> Problem details: Search the records for the word "this" and report each line that has it.

> Data provided:
········

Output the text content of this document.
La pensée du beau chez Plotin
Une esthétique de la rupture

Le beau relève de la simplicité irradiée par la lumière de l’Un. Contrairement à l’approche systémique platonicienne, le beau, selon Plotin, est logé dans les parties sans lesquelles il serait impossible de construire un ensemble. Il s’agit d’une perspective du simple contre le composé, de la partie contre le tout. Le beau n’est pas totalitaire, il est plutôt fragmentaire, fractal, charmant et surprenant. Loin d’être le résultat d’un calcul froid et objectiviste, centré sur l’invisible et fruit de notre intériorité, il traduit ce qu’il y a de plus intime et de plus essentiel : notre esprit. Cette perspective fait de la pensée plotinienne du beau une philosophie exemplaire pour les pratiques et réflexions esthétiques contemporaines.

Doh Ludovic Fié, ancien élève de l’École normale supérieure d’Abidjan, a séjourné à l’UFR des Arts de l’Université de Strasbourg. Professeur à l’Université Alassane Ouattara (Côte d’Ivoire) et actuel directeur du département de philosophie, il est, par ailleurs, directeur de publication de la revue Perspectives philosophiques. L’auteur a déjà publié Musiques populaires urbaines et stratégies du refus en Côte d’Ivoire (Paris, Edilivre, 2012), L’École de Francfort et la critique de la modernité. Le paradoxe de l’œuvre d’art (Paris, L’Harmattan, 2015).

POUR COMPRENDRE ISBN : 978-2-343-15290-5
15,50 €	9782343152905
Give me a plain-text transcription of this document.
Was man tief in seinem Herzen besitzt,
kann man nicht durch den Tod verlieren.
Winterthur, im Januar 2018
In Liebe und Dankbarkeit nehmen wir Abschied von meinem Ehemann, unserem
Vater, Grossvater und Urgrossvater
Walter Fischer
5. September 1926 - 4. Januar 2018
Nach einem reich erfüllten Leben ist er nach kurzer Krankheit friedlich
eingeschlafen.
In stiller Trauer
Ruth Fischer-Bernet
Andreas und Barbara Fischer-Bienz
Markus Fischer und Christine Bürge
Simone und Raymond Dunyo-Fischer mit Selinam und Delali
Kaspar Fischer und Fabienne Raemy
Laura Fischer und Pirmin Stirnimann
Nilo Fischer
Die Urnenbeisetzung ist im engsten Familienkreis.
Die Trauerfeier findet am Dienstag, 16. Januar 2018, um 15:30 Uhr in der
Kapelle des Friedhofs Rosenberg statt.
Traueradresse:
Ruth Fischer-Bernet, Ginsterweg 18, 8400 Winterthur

········

> Completed exercise:
Output the text content of this document.
Give me a plain-text transcription of this document.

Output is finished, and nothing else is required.